## start Records provided

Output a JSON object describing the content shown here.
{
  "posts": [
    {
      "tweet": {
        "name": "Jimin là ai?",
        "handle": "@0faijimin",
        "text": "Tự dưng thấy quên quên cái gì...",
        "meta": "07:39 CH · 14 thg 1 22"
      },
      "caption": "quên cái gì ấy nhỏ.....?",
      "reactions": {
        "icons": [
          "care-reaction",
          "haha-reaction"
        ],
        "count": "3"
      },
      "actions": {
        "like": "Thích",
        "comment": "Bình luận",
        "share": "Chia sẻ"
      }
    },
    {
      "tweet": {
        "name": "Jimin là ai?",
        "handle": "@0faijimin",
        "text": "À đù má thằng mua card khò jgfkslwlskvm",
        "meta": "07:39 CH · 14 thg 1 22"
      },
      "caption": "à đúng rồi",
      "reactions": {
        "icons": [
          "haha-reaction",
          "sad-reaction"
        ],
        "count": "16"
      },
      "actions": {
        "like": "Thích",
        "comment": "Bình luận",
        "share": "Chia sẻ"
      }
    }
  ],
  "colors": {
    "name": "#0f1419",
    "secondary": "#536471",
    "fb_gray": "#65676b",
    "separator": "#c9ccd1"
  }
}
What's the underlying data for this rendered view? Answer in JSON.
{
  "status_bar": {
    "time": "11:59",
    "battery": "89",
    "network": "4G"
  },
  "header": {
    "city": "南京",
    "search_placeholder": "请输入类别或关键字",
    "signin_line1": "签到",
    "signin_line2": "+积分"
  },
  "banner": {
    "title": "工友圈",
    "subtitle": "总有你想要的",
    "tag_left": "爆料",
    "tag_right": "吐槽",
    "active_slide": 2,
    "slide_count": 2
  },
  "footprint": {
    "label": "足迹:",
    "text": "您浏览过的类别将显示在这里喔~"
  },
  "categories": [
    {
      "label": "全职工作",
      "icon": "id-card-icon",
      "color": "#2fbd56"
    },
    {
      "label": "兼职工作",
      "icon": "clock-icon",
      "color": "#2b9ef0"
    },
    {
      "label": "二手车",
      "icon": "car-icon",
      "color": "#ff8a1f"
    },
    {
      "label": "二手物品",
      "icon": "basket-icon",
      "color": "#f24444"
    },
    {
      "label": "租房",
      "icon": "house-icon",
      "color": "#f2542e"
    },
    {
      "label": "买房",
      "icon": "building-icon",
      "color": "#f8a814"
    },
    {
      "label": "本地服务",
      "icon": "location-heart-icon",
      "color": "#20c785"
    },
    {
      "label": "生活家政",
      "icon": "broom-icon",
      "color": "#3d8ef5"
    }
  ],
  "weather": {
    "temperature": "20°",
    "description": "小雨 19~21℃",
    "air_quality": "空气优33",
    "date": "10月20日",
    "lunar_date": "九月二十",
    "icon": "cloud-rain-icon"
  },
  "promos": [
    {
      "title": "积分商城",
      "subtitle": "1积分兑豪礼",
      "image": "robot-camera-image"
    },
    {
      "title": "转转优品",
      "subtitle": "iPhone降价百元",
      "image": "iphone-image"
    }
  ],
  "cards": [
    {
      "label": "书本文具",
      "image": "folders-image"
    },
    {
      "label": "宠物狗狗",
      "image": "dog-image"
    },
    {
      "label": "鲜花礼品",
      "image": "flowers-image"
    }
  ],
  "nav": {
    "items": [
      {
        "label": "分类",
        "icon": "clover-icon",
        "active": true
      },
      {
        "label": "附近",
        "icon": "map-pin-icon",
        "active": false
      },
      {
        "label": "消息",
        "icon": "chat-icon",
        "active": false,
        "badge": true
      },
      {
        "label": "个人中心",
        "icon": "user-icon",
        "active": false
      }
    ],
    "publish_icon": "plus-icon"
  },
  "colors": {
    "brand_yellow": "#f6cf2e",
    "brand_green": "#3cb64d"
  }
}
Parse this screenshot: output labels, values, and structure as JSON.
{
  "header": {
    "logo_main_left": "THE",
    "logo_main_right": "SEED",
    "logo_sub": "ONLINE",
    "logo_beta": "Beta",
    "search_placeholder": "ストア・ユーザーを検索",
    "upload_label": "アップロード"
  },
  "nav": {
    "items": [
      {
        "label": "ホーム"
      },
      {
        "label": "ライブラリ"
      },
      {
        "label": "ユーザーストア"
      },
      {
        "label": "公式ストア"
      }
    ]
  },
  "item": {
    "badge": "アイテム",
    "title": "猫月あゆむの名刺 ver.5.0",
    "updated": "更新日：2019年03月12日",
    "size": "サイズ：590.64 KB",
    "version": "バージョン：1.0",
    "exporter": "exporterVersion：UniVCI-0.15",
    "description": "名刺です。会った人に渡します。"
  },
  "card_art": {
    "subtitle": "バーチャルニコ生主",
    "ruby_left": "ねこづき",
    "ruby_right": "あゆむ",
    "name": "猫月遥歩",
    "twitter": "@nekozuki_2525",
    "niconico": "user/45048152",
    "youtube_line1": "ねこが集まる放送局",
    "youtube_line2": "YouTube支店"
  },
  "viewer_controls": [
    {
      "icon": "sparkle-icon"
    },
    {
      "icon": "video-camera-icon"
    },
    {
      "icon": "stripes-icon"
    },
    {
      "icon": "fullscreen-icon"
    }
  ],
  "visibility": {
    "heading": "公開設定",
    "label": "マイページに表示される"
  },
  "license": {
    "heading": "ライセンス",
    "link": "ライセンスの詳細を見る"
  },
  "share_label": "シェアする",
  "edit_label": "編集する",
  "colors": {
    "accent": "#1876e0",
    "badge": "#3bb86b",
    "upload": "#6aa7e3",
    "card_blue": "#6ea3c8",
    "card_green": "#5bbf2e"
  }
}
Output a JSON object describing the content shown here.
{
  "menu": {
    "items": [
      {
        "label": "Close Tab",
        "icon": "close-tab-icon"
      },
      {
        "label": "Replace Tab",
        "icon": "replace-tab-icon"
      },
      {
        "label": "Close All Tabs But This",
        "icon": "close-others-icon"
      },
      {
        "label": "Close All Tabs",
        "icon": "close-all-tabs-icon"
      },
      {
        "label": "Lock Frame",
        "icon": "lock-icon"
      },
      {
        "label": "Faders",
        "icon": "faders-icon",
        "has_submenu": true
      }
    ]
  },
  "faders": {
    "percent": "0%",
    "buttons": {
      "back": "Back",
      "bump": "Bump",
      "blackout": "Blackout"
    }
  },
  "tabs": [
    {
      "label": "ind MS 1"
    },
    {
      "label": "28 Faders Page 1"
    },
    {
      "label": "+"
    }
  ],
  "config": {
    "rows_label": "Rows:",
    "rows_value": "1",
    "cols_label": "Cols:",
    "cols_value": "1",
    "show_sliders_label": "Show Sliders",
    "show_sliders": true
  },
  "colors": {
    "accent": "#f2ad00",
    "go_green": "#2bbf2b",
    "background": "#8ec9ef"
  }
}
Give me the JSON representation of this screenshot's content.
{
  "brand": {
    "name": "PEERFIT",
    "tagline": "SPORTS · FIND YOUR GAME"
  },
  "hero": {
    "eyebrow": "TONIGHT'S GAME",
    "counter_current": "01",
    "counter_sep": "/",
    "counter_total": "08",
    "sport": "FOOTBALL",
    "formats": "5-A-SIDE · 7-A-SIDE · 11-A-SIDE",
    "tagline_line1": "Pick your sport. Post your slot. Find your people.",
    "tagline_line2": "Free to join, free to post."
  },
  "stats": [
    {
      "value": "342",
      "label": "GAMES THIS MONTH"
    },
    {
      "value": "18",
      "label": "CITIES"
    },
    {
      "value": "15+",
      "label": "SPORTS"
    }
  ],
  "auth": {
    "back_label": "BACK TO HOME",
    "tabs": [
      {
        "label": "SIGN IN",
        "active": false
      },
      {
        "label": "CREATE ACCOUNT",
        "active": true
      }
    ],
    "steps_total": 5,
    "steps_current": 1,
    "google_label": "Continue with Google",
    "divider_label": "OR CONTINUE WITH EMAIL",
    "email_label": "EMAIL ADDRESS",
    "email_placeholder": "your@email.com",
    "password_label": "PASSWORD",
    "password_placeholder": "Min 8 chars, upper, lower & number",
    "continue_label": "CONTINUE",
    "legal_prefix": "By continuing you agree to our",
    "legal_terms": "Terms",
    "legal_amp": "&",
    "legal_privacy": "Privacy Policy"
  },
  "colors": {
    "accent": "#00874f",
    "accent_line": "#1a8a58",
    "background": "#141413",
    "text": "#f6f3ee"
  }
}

## end Records provided

§ **What you have to do**
Track down every line holding the string "user" and copy it.

§ **Answer to the task**
        "icon": "user-icon",
    "niconico": "user/45048152",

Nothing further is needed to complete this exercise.